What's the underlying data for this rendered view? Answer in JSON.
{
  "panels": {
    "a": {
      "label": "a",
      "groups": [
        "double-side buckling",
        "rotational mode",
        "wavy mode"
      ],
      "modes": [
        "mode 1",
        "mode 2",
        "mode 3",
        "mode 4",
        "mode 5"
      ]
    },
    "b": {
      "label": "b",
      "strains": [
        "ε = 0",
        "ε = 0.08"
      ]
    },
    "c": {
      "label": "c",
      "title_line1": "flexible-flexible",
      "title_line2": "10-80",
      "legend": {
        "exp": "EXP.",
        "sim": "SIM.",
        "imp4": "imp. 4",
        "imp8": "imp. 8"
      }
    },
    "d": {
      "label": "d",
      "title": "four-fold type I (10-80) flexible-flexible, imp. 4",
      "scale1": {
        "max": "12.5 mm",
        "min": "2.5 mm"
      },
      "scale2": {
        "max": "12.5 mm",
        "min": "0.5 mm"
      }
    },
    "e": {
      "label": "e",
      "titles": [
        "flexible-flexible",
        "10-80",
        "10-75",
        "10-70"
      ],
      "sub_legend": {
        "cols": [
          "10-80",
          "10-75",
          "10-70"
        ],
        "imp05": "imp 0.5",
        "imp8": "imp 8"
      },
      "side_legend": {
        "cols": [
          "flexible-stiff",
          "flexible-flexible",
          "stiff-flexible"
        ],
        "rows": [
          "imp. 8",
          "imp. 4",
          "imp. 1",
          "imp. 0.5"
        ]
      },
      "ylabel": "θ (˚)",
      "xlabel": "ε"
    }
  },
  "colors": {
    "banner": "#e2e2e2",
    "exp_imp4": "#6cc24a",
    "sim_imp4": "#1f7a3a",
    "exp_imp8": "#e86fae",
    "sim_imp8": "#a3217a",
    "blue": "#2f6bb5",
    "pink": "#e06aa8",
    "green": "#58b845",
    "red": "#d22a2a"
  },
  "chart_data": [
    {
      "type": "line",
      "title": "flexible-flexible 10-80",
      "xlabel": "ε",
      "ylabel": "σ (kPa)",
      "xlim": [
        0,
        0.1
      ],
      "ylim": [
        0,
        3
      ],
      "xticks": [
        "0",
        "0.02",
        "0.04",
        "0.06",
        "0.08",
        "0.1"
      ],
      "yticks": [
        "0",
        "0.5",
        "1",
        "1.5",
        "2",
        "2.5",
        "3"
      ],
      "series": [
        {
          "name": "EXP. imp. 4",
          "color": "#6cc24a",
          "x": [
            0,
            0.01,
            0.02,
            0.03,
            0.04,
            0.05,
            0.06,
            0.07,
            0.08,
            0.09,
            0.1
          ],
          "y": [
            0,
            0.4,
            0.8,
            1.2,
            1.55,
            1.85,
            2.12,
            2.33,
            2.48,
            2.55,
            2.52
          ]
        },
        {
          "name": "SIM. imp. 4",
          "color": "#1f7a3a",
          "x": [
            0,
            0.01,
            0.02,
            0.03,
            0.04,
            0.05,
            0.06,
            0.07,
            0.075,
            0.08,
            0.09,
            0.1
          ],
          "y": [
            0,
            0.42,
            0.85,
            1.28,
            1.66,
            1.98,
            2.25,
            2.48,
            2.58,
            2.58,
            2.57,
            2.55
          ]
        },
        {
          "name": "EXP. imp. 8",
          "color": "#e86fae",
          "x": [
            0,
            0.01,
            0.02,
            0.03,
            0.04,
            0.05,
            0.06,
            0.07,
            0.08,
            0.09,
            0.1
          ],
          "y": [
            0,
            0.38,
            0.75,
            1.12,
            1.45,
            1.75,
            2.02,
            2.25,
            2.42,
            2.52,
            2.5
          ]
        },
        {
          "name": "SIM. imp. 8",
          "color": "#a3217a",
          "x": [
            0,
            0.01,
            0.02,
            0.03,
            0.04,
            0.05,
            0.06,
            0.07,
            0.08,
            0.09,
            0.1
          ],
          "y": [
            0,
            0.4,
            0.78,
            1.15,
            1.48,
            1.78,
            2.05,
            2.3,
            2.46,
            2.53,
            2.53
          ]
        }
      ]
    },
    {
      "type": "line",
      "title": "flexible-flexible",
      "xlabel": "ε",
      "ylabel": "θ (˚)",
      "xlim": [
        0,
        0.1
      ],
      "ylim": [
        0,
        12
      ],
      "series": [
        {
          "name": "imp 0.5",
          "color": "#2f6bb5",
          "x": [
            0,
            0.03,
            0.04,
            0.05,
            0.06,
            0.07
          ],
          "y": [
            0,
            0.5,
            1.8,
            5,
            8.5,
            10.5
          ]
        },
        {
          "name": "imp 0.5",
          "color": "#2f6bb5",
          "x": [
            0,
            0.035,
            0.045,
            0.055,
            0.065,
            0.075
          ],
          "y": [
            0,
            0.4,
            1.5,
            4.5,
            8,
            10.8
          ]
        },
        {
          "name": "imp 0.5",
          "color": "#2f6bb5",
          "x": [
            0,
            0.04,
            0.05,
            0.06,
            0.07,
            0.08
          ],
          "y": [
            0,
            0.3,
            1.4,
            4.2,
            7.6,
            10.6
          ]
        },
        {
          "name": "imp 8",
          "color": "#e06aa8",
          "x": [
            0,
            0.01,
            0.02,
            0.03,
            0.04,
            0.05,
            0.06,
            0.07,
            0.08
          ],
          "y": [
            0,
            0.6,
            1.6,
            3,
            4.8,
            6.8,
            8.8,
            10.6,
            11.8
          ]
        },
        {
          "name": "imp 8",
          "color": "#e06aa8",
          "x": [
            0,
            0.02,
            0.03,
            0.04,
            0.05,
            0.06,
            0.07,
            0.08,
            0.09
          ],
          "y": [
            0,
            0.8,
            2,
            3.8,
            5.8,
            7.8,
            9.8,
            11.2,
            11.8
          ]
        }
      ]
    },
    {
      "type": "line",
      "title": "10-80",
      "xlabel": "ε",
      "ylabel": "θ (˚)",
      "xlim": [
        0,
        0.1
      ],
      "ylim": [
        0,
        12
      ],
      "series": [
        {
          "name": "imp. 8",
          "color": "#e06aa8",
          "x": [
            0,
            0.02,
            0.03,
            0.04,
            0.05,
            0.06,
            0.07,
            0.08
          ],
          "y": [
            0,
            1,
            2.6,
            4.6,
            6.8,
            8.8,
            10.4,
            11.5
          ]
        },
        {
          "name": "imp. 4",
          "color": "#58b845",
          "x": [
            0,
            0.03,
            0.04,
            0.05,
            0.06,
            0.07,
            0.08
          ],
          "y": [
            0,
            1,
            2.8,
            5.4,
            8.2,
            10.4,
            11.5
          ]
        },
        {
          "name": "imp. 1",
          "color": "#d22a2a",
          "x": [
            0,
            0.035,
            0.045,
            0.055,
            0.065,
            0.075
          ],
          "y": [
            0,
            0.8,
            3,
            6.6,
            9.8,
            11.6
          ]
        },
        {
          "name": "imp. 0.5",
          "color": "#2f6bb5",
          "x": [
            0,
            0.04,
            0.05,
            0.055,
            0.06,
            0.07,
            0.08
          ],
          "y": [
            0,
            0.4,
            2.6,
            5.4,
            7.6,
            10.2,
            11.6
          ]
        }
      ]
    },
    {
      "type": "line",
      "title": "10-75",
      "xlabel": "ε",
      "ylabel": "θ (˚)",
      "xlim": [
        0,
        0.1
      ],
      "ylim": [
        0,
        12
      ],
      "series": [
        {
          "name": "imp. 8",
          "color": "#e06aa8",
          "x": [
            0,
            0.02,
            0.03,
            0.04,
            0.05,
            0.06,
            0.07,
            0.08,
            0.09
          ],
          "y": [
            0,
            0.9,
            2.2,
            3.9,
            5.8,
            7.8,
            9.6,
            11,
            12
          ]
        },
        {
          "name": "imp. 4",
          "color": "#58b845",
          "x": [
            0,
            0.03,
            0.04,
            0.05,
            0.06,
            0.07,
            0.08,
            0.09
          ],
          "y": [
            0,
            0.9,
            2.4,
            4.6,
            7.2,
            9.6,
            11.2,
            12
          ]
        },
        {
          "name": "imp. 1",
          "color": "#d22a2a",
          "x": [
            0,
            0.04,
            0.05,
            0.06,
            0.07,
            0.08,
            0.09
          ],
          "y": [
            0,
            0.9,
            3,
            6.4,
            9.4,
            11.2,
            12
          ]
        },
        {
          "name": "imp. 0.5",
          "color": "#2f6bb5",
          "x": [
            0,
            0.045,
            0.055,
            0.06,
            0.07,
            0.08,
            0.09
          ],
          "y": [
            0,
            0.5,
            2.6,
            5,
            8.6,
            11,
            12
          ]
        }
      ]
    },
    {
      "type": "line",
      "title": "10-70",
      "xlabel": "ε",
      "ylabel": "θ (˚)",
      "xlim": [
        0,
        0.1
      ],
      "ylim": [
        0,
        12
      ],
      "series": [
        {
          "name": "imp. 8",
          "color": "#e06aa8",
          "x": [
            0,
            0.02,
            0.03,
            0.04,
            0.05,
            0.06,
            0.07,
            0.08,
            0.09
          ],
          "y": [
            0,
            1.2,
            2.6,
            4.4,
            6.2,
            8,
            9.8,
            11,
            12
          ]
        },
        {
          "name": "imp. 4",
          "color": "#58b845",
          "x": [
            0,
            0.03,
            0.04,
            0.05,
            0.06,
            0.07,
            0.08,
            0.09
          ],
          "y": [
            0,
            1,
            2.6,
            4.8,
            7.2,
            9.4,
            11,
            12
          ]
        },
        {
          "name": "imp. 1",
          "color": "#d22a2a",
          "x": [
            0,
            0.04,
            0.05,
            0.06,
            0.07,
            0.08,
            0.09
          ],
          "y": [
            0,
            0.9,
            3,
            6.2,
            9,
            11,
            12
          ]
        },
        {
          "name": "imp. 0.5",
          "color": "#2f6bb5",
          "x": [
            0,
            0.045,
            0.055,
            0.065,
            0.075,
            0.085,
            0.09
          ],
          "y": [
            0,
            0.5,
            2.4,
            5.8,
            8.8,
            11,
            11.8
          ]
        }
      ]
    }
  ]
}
----
▶ _Directions for this task_: What is the number of lines in this material that hold the string "flexible"? Answer with that number only.

▶ _Exercise response_: 8